▸ **Things to do**
1) In the passage about oil in Somalia, what company is Canmex's largest shareholder?
2) Print the listing from its first line through the line holding "bullet-icon xyxy=(43,697,49,703)", both included, character for character.

▸ **Passage**
So why is it worth the risk? According to Schmitt, a preliminary resource report indicates the potential for at least two billion barrels of oil on just one of the Canmex properties. (The other property has yet to undergo a similar assessment.) Canmex hopes to score in Somalia where the major oil companies failed, and it's connected with the successful Lundin family, who are accustomed to operating businesses in some of the world's most dangerous places.

Swedish brothers Lukas and Ian Lundin oversee a portfolio of mining, oil and gas companies based in Europe and Vancouver, and have delved into Sudan and the Democratic Republic of Congo. The brothers got into the business thanks to their father, Adolf, a petroleum-engineer-turned-entrepreneur who made a number of oil and gas discoveries in Africa and South America. (Adolf died last September at the age of 73.)

Canmex shares directors with other Lundin firms, and one of the family's private holding companies, Abalone Capital, is the largest shareholder. Canmex was founded in 1993 and languished in the Lundin portfolio for years as a shell company. That changed when Keith Hill, board member of a number of Lundin firms, learned Range Resources was looking to farm out oil exploration in Somalia. Range had signed concessions in 2005 with the state of Puntland, a semi-autonomous region in the northeast that, unlike the rest of the country, has a relatively stable local government. The concessions gave Range a 50.1% interest in all mineral, oil and gas development in Puntland, which is approximately 212,000 square kilometres in size. Hill contacted Schmitt about the project, who was then employed as a consultant to Lundin companies Pearl Exploration and Valkyries Petroleum, and who ultimately negotiated the farm-out deal and joined Canmex as CEO.

Initially, the deal did not go over well with Prime Minister Gedi in the capital, Mogadishu. He wrote a letter to the Australian Securities Exchange arguing the concessions were not valid because only his government had the power to authorize them. But Gedi later expressed his full support for the venture. How Range was able to negotiate such a deal is a bit of a mystery even to Schmitt. "It's difficult to say how they got in there, but they've made a very successful job of it," he says.

Somalia has been on the radar of oil companies for quite some time. The country was seen as a promising oil prospect since its geology is similar to that of Yemen, a country with nearly four billion barrels of proven reserves. Yemen's oil structures are thought to extend all the way down into Somalia. In 1991, the World Bank and the United Nations conducted a study of the oil prospects of African countries and identified Somalia as a prospective play.

(Rows from a layout dataset)
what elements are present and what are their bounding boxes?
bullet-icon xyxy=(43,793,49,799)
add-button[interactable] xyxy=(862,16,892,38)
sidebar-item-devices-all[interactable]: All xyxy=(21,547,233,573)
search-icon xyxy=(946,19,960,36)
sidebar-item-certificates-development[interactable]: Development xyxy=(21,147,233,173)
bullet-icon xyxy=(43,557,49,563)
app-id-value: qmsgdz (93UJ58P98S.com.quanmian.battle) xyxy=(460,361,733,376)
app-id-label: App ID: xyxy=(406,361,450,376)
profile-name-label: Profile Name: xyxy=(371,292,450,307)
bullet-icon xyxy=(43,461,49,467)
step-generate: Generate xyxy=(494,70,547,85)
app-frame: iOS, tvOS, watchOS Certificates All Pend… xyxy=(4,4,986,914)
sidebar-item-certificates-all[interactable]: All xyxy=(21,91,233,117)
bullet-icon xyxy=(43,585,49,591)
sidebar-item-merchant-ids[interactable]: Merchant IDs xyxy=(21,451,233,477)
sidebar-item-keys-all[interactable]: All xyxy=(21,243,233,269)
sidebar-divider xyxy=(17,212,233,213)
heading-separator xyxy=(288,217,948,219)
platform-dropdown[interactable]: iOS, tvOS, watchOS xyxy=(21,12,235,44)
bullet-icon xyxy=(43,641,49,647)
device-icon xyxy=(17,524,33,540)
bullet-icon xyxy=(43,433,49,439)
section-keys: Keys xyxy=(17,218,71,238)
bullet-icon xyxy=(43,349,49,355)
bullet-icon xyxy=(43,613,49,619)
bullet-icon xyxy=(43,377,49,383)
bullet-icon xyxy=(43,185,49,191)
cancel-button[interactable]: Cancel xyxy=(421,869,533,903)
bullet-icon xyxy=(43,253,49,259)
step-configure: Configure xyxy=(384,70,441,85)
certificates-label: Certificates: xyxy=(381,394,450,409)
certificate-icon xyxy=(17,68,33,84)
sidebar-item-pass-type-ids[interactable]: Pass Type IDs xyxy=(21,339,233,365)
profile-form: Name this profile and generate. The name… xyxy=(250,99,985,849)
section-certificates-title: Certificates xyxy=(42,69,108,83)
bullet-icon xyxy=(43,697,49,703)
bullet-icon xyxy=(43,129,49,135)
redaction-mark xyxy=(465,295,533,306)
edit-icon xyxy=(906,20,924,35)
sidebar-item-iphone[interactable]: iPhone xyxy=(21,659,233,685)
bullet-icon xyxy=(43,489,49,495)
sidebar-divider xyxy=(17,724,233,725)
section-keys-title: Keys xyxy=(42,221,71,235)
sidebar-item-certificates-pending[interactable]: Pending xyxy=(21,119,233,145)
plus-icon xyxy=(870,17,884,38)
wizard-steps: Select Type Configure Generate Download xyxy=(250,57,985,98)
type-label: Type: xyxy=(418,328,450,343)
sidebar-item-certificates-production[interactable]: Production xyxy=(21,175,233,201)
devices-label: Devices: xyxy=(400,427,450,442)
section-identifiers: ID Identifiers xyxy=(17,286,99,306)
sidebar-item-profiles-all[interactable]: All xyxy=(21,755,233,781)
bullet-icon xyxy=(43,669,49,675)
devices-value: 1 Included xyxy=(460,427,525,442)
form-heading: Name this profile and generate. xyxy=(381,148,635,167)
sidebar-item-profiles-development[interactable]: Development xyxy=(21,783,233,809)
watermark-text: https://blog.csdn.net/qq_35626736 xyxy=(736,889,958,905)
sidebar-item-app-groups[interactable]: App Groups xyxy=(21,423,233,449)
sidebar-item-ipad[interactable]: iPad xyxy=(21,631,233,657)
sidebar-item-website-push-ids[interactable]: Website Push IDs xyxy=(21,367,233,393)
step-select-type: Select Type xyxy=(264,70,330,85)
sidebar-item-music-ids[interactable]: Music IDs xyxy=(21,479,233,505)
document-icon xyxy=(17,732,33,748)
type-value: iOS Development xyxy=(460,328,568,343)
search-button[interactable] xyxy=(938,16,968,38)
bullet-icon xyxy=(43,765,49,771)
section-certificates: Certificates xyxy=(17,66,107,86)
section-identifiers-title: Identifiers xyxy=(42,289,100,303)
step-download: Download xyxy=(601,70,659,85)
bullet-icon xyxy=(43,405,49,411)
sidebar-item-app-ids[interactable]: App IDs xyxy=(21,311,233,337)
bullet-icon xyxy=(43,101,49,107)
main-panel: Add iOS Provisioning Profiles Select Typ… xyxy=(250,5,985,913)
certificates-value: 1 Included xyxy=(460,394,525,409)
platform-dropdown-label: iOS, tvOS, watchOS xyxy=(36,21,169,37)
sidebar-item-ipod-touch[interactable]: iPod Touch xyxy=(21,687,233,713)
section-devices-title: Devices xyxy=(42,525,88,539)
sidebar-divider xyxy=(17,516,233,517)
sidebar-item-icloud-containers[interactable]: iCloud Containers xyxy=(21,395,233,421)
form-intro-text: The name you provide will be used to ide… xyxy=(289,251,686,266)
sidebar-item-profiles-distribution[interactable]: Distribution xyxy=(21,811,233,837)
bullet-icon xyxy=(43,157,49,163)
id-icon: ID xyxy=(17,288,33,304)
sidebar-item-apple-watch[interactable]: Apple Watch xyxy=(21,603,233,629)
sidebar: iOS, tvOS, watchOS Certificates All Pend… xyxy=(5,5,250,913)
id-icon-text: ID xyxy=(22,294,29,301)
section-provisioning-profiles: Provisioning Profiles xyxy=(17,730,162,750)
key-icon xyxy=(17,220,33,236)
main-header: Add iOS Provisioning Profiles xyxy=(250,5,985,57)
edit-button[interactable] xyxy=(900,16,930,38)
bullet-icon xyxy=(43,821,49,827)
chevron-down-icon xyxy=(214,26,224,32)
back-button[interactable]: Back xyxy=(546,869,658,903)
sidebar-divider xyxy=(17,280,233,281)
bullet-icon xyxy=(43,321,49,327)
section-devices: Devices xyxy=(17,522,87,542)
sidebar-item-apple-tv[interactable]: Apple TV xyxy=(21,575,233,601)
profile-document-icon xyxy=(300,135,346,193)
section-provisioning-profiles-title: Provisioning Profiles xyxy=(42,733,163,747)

▸ **List of solutions**
1) Abalone Capital, one of the Lundin family's private holding companies.

2)
what elements are present and what are their bounding boxes?
bullet-icon xyxy=(43,793,49,799)
add-button[interactable] xyxy=(862,16,892,38)
sidebar-item-devices-all[interactable]: All xyxy=(21,547,233,573)
search-icon xyxy=(946,19,960,36)
sidebar-item-certificates-development[interactable]: Development xyxy=(21,147,233,173)
bullet-icon xyxy=(43,557,49,563)
app-id-value: qmsgdz (93UJ58P98S.com.quanmian.battle) xyxy=(460,361,733,376)
app-id-label: App ID: xyxy=(406,361,450,376)
profile-name-label: Profile Name: xyxy=(371,292,450,307)
bullet-icon xyxy=(43,461,49,467)
step-generate: Generate xyxy=(494,70,547,85)
app-frame: iOS, tvOS, watchOS Certificates All Pend… xyxy=(4,4,986,914)
sidebar-item-certificates-all[interactable]: All xyxy=(21,91,233,117)
bullet-icon xyxy=(43,585,49,591)
sidebar-item-merchant-ids[interactable]: Merchant IDs xyxy=(21,451,233,477)
sidebar-item-keys-all[interactable]: All xyxy=(21,243,233,269)
sidebar-divider xyxy=(17,212,233,213)
heading-separator xyxy=(288,217,948,219)
platform-dropdown[interactable]: iOS, tvOS, watchOS xyxy=(21,12,235,44)
bullet-icon xyxy=(43,641,49,647)
device-icon xyxy=(17,524,33,540)
bullet-icon xyxy=(43,433,49,439)
section-keys: Keys xyxy=(17,218,71,238)
bullet-icon xyxy=(43,349,49,355)
bullet-icon xyxy=(43,613,49,619)
bullet-icon xyxy=(43,377,49,383)
bullet-icon xyxy=(43,185,49,191)
cancel-button[interactable]: Cancel xyxy=(421,869,533,903)
bullet-icon xyxy=(43,253,49,259)
step-configure: Configure xyxy=(384,70,441,85)
certificates-label: Certificates: xyxy=(381,394,450,409)
certificate-icon xyxy=(17,68,33,84)
sidebar-item-pass-type-ids[interactable]: Pass Type IDs xyxy=(21,339,233,365)
profile-form: Name this profile and generate. The name… xyxy=(250,99,985,849)
section-certificates-title: Certificates xyxy=(42,69,108,83)
bullet-icon xyxy=(43,697,49,703)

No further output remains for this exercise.